Dataset excerpt:
--- START ---
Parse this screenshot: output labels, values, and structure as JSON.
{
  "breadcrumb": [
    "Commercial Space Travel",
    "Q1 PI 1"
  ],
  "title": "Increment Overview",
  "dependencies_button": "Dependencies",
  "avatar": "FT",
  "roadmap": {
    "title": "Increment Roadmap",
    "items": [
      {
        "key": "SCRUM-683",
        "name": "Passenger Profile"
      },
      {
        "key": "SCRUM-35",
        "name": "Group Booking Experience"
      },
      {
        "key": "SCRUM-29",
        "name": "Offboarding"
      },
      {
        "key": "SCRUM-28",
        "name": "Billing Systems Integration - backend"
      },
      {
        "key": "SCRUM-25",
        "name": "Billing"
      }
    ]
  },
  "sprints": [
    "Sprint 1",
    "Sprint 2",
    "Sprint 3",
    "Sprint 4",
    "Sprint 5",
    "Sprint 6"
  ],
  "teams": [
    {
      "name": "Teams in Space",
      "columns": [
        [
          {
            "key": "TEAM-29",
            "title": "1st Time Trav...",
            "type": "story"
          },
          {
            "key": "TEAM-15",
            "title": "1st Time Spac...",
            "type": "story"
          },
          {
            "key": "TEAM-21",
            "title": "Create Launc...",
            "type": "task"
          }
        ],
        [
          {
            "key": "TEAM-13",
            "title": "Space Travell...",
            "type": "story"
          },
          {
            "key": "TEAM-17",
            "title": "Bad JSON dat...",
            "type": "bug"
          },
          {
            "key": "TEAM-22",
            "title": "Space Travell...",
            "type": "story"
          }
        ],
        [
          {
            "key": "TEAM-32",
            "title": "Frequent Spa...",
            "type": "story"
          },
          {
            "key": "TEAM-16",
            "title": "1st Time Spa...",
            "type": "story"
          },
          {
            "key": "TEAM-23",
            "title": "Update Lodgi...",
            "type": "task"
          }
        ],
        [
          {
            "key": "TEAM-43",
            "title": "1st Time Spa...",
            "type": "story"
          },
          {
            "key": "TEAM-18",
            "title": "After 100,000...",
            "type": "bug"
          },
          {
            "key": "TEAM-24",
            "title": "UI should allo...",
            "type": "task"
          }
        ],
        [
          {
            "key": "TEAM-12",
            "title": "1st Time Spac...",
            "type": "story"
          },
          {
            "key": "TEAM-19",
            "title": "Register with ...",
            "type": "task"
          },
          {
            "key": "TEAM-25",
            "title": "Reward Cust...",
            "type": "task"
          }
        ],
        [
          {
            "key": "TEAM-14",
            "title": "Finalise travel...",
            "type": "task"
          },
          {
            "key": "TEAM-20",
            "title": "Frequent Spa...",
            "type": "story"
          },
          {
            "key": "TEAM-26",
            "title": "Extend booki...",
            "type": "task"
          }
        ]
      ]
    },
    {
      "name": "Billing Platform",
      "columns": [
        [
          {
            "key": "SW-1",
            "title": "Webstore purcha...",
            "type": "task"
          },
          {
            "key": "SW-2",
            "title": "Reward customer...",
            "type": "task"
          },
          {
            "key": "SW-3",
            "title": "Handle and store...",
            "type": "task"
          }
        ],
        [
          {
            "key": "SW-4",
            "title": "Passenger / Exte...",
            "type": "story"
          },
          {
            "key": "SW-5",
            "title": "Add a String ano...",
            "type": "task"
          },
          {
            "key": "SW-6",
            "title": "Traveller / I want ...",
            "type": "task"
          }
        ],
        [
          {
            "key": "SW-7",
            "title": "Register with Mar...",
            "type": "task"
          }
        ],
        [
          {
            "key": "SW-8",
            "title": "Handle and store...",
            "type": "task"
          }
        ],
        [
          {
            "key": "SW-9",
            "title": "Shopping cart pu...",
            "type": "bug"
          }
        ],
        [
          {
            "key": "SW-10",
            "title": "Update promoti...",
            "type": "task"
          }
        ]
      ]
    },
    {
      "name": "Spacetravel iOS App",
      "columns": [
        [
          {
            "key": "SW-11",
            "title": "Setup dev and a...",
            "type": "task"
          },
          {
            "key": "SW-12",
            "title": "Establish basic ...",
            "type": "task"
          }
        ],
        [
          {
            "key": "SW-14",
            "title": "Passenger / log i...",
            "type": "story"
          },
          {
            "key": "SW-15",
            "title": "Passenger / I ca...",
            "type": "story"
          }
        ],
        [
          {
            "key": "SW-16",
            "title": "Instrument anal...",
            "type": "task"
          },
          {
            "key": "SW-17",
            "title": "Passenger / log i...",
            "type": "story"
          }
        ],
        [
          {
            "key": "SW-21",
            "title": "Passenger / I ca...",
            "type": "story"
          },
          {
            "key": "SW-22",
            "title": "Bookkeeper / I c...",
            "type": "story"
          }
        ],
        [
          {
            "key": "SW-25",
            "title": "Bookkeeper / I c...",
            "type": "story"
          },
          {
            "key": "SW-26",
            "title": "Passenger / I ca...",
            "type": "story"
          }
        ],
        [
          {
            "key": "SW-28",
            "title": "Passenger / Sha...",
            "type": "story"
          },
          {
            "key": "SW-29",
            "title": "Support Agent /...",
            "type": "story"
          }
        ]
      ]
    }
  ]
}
--- END ---
Set problem:
Set down the entries above again, word for word.

Output:
Parse this screenshot: output labels, values, and structure as JSON.
{
  "breadcrumb": [
    "Commercial Space Travel",
    "Q1 PI 1"
  ],
  "title": "Increment Overview",
  "dependencies_button": "Dependencies",
  "avatar": "FT",
  "roadmap": {
    "title": "Increment Roadmap",
    "items": [
      {
        "key": "SCRUM-683",
        "name": "Passenger Profile"
      },
      {
        "key": "SCRUM-35",
        "name": "Group Booking Experience"
      },
      {
        "key": "SCRUM-29",
        "name": "Offboarding"
      },
      {
        "key": "SCRUM-28",
        "name": "Billing Systems Integration - backend"
      },
      {
        "key": "SCRUM-25",
        "name": "Billing"
      }
    ]
  },
  "sprints": [
    "Sprint 1",
    "Sprint 2",
    "Sprint 3",
    "Sprint 4",
    "Sprint 5",
    "Sprint 6"
  ],
  "teams": [
    {
      "name": "Teams in Space",
      "columns": [
        [
          {
            "key": "TEAM-29",
            "title": "1st Time Trav...",
            "type": "story"
          },
          {
            "key": "TEAM-15",
            "title": "1st Time Spac...",
            "type": "story"
          },
          {
            "key": "TEAM-21",
            "title": "Create Launc...",
            "type": "task"
          }
        ],
        [
          {
            "key": "TEAM-13",
            "title": "Space Travell...",
            "type": "story"
          },
          {
            "key": "TEAM-17",
            "title": "Bad JSON dat...",
            "type": "bug"
          },
          {
            "key": "TEAM-22",
            "title": "Space Travell...",
            "type": "story"
          }
        ],
        [
          {
            "key": "TEAM-32",
            "title": "Frequent Spa...",
            "type": "story"
          },
          {
            "key": "TEAM-16",
            "title": "1st Time Spa...",
            "type": "story"
          },
          {
            "key": "TEAM-23",
            "title": "Update Lodgi...",
            "type": "task"
          }
        ],
        [
          {
            "key": "TEAM-43",
            "title": "1st Time Spa...",
            "type": "story"
          },
          {
            "key": "TEAM-18",
            "title": "After 100,000...",
            "type": "bug"
          },
          {
            "key": "TEAM-24",
            "title": "UI should allo...",
            "type": "task"
          }
        ],
        [
          {
            "key": "TEAM-12",
            "title": "1st Time Spac...",
            "type": "story"
          },
          {
            "key": "TEAM-19",
            "title": "Register with ...",
            "type": "task"
          },
          {
            "key": "TEAM-25",
            "title": "Reward Cust...",
            "type": "task"
          }
        ],
        [
          {
            "key": "TEAM-14",
            "title": "Finalise travel...",
            "type": "task"
          },
          {
            "key": "TEAM-20",
            "title": "Frequent Spa...",
            "type": "story"
          },
          {
            "key": "TEAM-26",
            "title": "Extend booki...",
            "type": "task"
          }
        ]
      ]
    },
    {
      "name": "Billing Platform",
      "columns": [
        [
          {
            "key": "SW-1",
            "title": "Webstore purcha...",
            "type": "task"
          },
          {
            "key": "SW-2",
            "title": "Reward customer...",
            "type": "task"
          },
          {
            "key": "SW-3",
            "title": "Handle and store...",
            "type": "task"
          }
        ],
        [
          {
            "key": "SW-4",
            "title": "Passenger / Exte...",
            "type": "story"
          },
          {
            "key": "SW-5",
            "title": "Add a String ano...",
            "type": "task"
          },
          {
            "key": "SW-6",
            "title": "Traveller / I want ...",
            "type": "task"
          }
        ],
        [
          {
            "key": "SW-7",
            "title": "Register with Mar...",
            "type": "task"
          }
        ],
        [
          {
            "key": "SW-8",
            "title": "Handle and store...",
            "type": "task"
          }
        ],
        [
          {
            "key": "SW-9",
            "title": "Shopping cart pu...",
            "type": "bug"
          }
        ],
        [
          {
            "key": "SW-10",
            "title": "Update promoti...",
            "type": "task"
          }
        ]
      ]
    },
    {
      "name": "Spacetravel iOS App",
      "columns": [
        [
          {
            "key": "SW-11",
            "title": "Setup dev and a...",
            "type": "task"
          },
          {
            "key": "SW-12",
            "title": "Establish basic ...",
            "type": "task"
          }
        ],
        [
          {
            "key": "SW-14",
            "title": "Passenger / log i...",
            "type": "story"
          },
          {
            "key": "SW-15",
            "title": "Passenger / I ca...",
            "type": "story"
          }
        ],
        [
          {
            "key": "SW-16",
            "title": "Instrument anal...",
            "type": "task"
          },
          {
            "key": "SW-17",
            "title": "Passenger / log i...",
            "type": "story"
          }
        ],
        [
          {
            "key": "SW-21",
            "title": "Passenger / I ca...",
            "type": "story"
          },
          {
            "key": "SW-22",
            "title": "Bookkeeper / I c...",
            "type": "story"
          }
        ],
        [
          {
            "key": "SW-25",
            "title": "Bookkeeper / I c...",
            "type": "story"
          },
          {
            "key": "SW-26",
            "title": "Passenger / I ca...",
            "type": "story"
          }
        ],
        [
          {
            "key": "SW-28",
            "title": "Passenger / Sha...",
            "type": "story"
          },
          {
            "key": "SW-29",
            "title": "Support Agent /...",
            "type": "story"
          }
        ]
      ]
    }
  ]
}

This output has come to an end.